• _What you are asked to do_: Write out all of the data without omission, exactly as shown.

#####

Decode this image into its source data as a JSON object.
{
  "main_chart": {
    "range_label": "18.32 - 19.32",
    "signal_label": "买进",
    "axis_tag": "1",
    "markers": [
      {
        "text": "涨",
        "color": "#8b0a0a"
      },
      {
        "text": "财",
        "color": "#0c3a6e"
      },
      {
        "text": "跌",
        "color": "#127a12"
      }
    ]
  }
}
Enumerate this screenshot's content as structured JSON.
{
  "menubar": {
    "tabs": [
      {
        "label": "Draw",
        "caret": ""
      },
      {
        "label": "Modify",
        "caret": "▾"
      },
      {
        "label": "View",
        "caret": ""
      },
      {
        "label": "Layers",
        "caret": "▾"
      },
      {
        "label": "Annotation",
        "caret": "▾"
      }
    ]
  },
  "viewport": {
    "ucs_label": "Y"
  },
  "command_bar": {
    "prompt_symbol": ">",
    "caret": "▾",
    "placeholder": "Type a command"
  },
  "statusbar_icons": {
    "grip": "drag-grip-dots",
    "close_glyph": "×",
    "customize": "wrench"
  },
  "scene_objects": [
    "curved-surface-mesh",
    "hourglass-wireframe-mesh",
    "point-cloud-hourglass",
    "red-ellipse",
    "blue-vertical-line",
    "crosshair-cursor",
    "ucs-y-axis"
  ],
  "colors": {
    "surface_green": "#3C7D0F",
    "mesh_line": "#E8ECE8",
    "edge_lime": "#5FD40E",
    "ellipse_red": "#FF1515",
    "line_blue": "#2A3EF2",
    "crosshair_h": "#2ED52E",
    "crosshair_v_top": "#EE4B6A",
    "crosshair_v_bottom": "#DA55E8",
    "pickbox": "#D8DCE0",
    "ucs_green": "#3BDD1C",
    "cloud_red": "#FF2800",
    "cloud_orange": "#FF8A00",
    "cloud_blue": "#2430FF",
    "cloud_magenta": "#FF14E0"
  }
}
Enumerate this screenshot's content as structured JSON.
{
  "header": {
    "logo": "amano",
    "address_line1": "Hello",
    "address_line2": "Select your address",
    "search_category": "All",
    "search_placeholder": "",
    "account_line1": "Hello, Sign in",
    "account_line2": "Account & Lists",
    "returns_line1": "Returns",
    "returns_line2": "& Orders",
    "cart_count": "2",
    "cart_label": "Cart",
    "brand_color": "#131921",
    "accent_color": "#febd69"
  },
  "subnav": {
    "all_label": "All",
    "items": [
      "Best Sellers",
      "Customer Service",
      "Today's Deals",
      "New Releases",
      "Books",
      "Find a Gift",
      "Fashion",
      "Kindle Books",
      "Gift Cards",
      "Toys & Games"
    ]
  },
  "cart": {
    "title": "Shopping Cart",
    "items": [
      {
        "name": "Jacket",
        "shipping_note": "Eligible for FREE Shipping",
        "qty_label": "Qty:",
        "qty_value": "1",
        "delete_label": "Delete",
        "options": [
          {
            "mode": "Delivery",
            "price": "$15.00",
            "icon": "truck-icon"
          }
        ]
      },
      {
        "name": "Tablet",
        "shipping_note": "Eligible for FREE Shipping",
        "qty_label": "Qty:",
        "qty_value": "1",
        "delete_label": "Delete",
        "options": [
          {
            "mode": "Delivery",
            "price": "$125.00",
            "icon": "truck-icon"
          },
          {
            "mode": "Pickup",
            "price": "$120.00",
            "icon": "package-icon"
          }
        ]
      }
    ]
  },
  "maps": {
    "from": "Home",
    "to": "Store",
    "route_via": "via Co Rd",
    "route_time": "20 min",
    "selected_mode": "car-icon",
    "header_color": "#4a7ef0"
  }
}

#####

• _Solution to this task_:
Decode this image into its source data as a JSON object.
{
  "main_chart": {
    "range_label": "18.32 - 19.32",
    "signal_label": "买进",
    "axis_tag": "1",
    "markers": [
      {
        "text": "涨",
        "color": "#8b0a0a"
      },
      {
        "text": "财",
        "color": "#0c3a6e"
      },
      {
        "text": "跌",
        "color": "#127a12"
      }
    ]
  }
}
Enumerate this screenshot's content as structured JSON.
{
  "menubar": {
    "tabs": [
      {
        "label": "Draw",
        "caret": ""
      },
      {
        "label": "Modify",
        "caret": "▾"
      },
      {
        "label": "View",
        "caret": ""
      },
      {
        "label": "Layers",
        "caret": "▾"
      },
      {
        "label": "Annotation",
        "caret": "▾"
      }
    ]
  },
  "viewport": {
    "ucs_label": "Y"
  },
  "command_bar": {
    "prompt_symbol": ">",
    "caret": "▾",
    "placeholder": "Type a command"
  },
  "statusbar_icons": {
    "grip": "drag-grip-dots",
    "close_glyph": "×",
    "customize": "wrench"
  },
  "scene_objects": [
    "curved-surface-mesh",
    "hourglass-wireframe-mesh",
    "point-cloud-hourglass",
    "red-ellipse",
    "blue-vertical-line",
    "crosshair-cursor",
    "ucs-y-axis"
  ],
  "colors": {
    "surface_green": "#3C7D0F",
    "mesh_line": "#E8ECE8",
    "edge_lime": "#5FD40E",
    "ellipse_red": "#FF1515",
    "line_blue": "#2A3EF2",
    "crosshair_h": "#2ED52E",
    "crosshair_v_top": "#EE4B6A",
    "crosshair_v_bottom": "#DA55E8",
    "pickbox": "#D8DCE0",
    "ucs_green": "#3BDD1C",
    "cloud_red": "#FF2800",
    "cloud_orange": "#FF8A00",
    "cloud_blue": "#2430FF",
    "cloud_magenta": "#FF14E0"
  }
}
Enumerate this screenshot's content as structured JSON.
{
  "header": {
    "logo": "amano",
    "address_line1": "Hello",
    "address_line2": "Select your address",
    "search_category": "All",
    "search_placeholder": "",
    "account_line1": "Hello, Sign in",
    "account_line2": "Account & Lists",
    "returns_line1": "Returns",
    "returns_line2": "& Orders",
    "cart_count": "2",
    "cart_label": "Cart",
    "brand_color": "#131921",
    "accent_color": "#febd69"
  },
  "subnav": {
    "all_label": "All",
    "items": [
      "Best Sellers",
      "Customer Service",
      "Today's Deals",
      "New Releases",
      "Books",
      "Find a Gift",
      "Fashion",
      "Kindle Books",
      "Gift Cards",
      "Toys & Games"
    ]
  },
  "cart": {
    "title": "Shopping Cart",
    "items": [
      {
        "name": "Jacket",
        "shipping_note": "Eligible for FREE Shipping",
        "qty_label": "Qty:",
        "qty_value": "1",
        "delete_label": "Delete",
        "options": [
          {
            "mode": "Delivery",
            "price": "$15.00",
            "icon": "truck-icon"
          }
        ]
      },
      {
        "name": "Tablet",
        "shipping_note": "Eligible for FREE Shipping",
        "qty_label": "Qty:",
        "qty_value": "1",
        "delete_label": "Delete",
        "options": [
          {
            "mode": "Delivery",
            "price": "$125.00",
            "icon": "truck-icon"
          },
          {
            "mode": "Pickup",
            "price": "$120.00",
            "icon": "package-icon"
          }
        ]
      }
    ]
  },
  "maps": {
    "from": "Home",
    "to": "Store",
    "route_via": "via Co Rd",
    "route_time": "20 min",
    "selected_mode": "car-icon",
    "header_color": "#4a7ef0"
  }
}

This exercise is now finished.